Description of the task: Transcribe the material exactly. Images do not belong in the copy.

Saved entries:
***

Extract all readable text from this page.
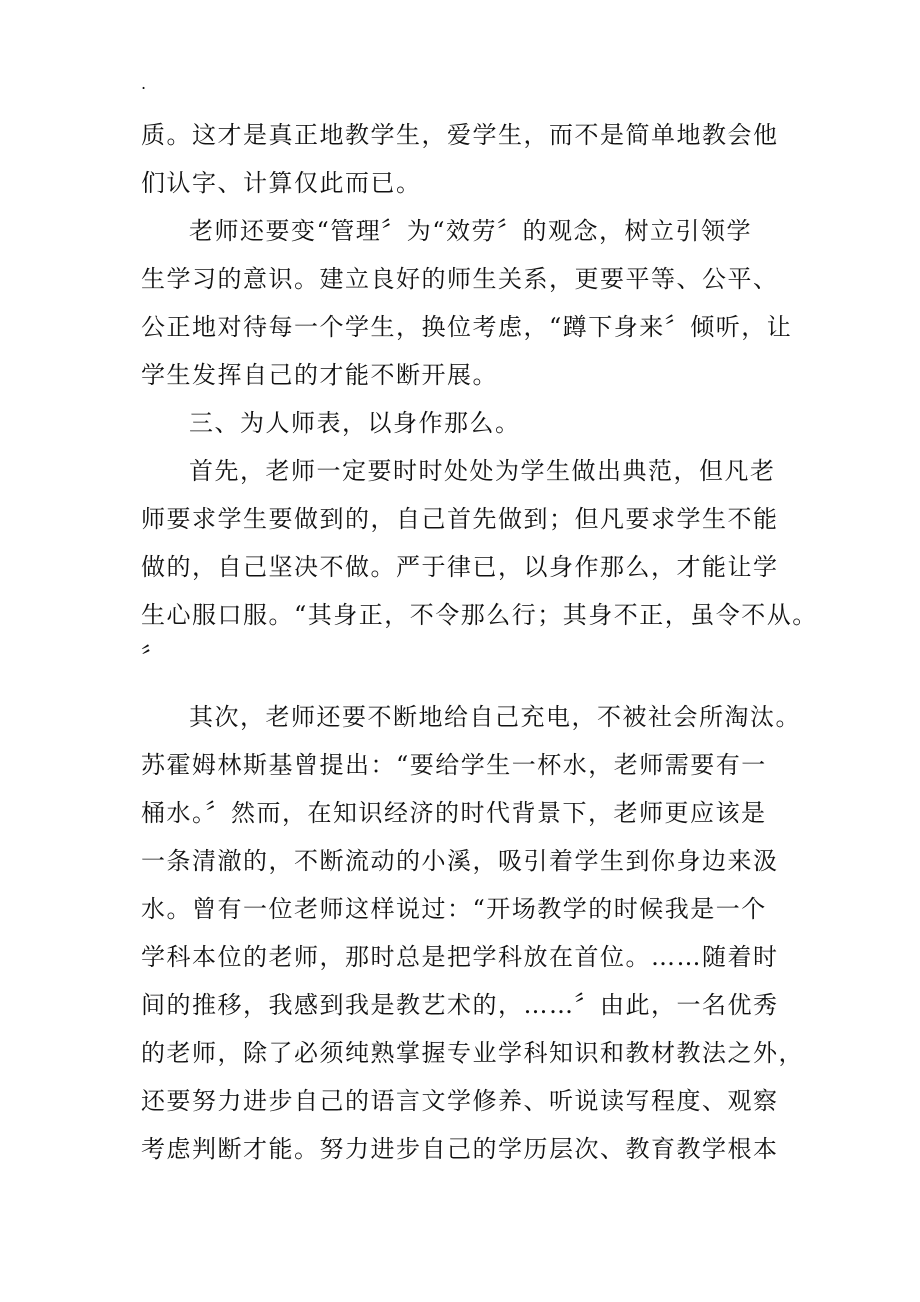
.
质。这才是真正地教学生，爱学生，而不是简单地教会他
们认字、计算仅此而已。
老师还要变“管理〞为“效劳〞的观念，树立引领学
生学习的意识。建立良好的师生关系，更要平等、公平、
公正地对待每一个学生，换位考虑，“蹲下身来〞倾听，让
学生发挥自己的才能不断开展。
三、为人师表，以身作那么。
首先，老师一定要时时处处为学生做出典范，但凡老
师要求学生要做到的，自己首先做到；但凡要求学生不能
做的，自己坚决不做。严于律已，以身作那么，才能让学
生心服口服。“其身正，不令那么行；其身不正，虽令不从。
〞
其次，老师还要不断地给自己充电，不被社会所淘汰。
苏霍姆林斯基曾提出：“要给学生一杯水，老师需要有一
桶水。〞然而，在知识经济的时代背景下，老师更应该是
一条清澈的，不断流动的小溪，吸引着学生到你身边来汲
水。曾有一位老师这样说过：“开场教学的时候我是一个
学科本位的老师，那时总是把学科放在首位。……随着时
间的推移，我感到我是教艺术的，……〞由此，一名优秀
的老师，除了必须纯熟掌握专业学科知识和教材教法之外，
还要努力进步自己的语言文学修养、听说读写程度、观察
考虑判断才能。努力进步自己的学历层次、教育教学根本
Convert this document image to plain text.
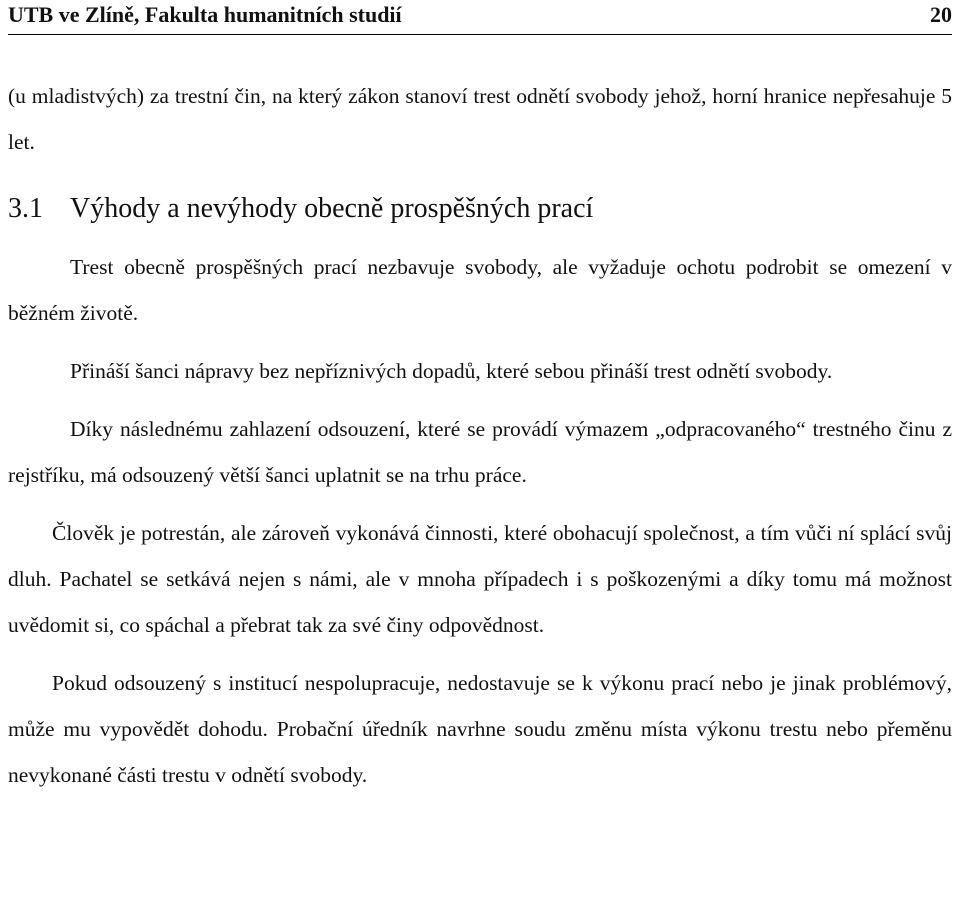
UTB ve Zlíně, Fakulta humanitních studií	20

(u mladistvých) za trestní čin, na který zákon stanoví trest odnětí svobody jehož, horní hranice nepřesahuje 5 let.

3.1 Výhody a nevýhody obecně prospěšných prací

Trest obecně prospěšných prací nezbavuje svobody, ale vyžaduje ochotu podrobit se omezení v běžném životě.

Přináší šanci nápravy bez nepříznivých dopadů, které sebou přináší trest odnětí svobody.

Díky následnému zahlazení odsouzení, které se provádí výmazem „odpracovaného“ trestného činu z rejstříku, má odsouzený větší šanci uplatnit se na trhu práce.

Člověk je potrestán, ale zároveň vykonává činnosti, které obohacují společnost, a tím vůči ní splácí svůj dluh. Pachatel se setkává nejen s námi, ale v mnoha případech i s poškozenými a díky tomu má možnost uvědomit si, co spáchal a přebrat tak za své činy odpovědnost.

Pokud odsouzený s institucí nespolupracuje, nedostavuje se k výkonu prací nebo je jinak problémový, může mu vypovědět dohodu. Probační úředník navrhne soudu změnu místa výkonu trestu nebo přeměnu nevykonané části trestu v odnětí svobody.
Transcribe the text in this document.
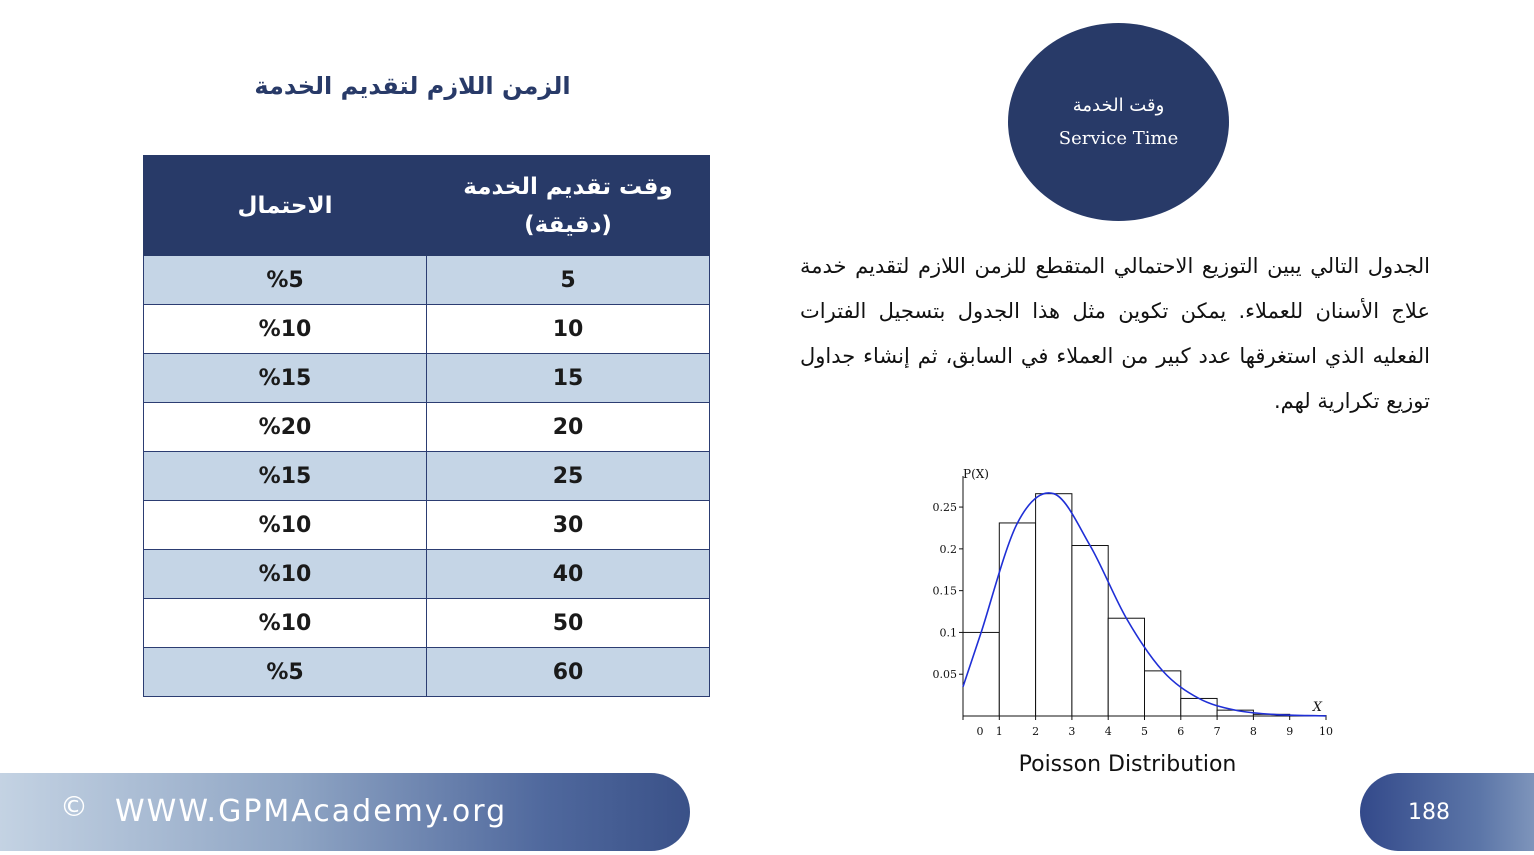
الزمن اللازم لتقديم الخدمة
وقت تقديم الخدمة (دقيقة)	الاحتمال
5	%5
10	%10
15	%15
20	%20
25	%15
30	%10
40	%10
50	%10
60	%5
وقت الخدمة
Service Time
الجدول التالي يبين التوزيع الاحتمالي المتقطع للزمن اللازم لتقديم خدمة علاج الأسنان للعملاء. يمكن تكوين مثل هذا الجدول بتسجيل الفترات الفعليه الذي استغرقها عدد كبير من العملاء في السابق، ثم إنشاء جداول توزيع تكرارية لهم.
0 1	2	3	4	5	6	7	8	9 10
0.05
0.1
0.15
0.2
0.25
P(X)
X
Poisson Distribution
© WWW.GPMAcademy.org	188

***

Exercise result:
Extract all readable text from this page.
.
质。这才是真正地教学生，爱学生，而不是简单地教会他
们认字、计算仅此而已。
老师还要变“管理〞为“效劳〞的观念，树立引领学
生学习的意识。建立良好的师生关系，更要平等、公平、
公正地对待每一个学生，换位考虑，“蹲下身来〞倾听，让
学生发挥自己的才能不断开展。
三、为人师表，以身作那么。
首先，老师一定要时时处处为学生做出典范，但凡老
师要求学生要做到的，自己首先做到；但凡要求学生不能
做的，自己坚决不做。严于律已，以身作那么，才能让学
生心服口服。“其身正，不令那么行；其身不正，虽令不从。
〞
其次，老师还要不断地给自己充电，不被社会所淘汰。
苏霍姆林斯基曾提出：“要给学生一杯水，老师需要有一
桶水。〞然而，在知识经济的时代背景下，老师更应该是
一条清澈的，不断流动的小溪，吸引着学生到你身边来汲
水。曾有一位老师这样说过：“开场教学的时候我是一个
学科本位的老师，那时总是把学科放在首位。……随着时
间的推移，我感到我是教艺术的，……〞由此，一名优秀
的老师，除了必须纯熟掌握专业学科知识和教材教法之外，
还要努力进步自己的语言文学修养、听说读写程度、观察
考虑判断才能。努力进步自己的学历层次、教育教学根本
Convert this document image to plain text.
UTB ve Zlíně, Fakulta humanitních studií	20

(u mladistvých) za trestní čin, na který zákon stanoví trest odnětí svobody jehož, horní hranice nepřesahuje 5 let.

3.1 Výhody a nevýhody obecně prospěšných prací

Trest obecně prospěšných prací nezbavuje svobody, ale vyžaduje ochotu podrobit se omezení v běžném životě.

Přináší šanci nápravy bez nepříznivých dopadů, které sebou přináší trest odnětí svobody.

Díky následnému zahlazení odsouzení, které se provádí výmazem „odpracovaného“ trestného činu z rejstříku, má odsouzený větší šanci uplatnit se na trhu práce.

Člověk je potrestán, ale zároveň vykonává činnosti, které obohacují společnost, a tím vůči ní splácí svůj dluh. Pachatel se setkává nejen s námi, ale v mnoha případech i s poškozenými a díky tomu má možnost uvědomit si, co spáchal a přebrat tak za své činy odpovědnost.

Pokud odsouzený s institucí nespolupracuje, nedostavuje se k výkonu prací nebo je jinak problémový, může mu vypovědět dohodu. Probační úředník navrhne soudu změnu místa výkonu trestu nebo přeměnu nevykonané části trestu v odnětí svobody.
Transcribe the text in this document.
الزمن اللازم لتقديم الخدمة
وقت تقديم الخدمة (دقيقة)	الاحتمال
5	%5
10	%10
15	%15
20	%20
25	%15
30	%10
40	%10
50	%10
60	%5
وقت الخدمة
Service Time
الجدول التالي يبين التوزيع الاحتمالي المتقطع للزمن اللازم لتقديم خدمة علاج الأسنان للعملاء. يمكن تكوين مثل هذا الجدول بتسجيل الفترات الفعليه الذي استغرقها عدد كبير من العملاء في السابق، ثم إنشاء جداول توزيع تكرارية لهم.
0 1	2	3	4	5	6	7	8	9 10
0.05
0.1
0.15
0.2
0.25
P(X)
X
Poisson Distribution
© WWW.GPMAcademy.org	188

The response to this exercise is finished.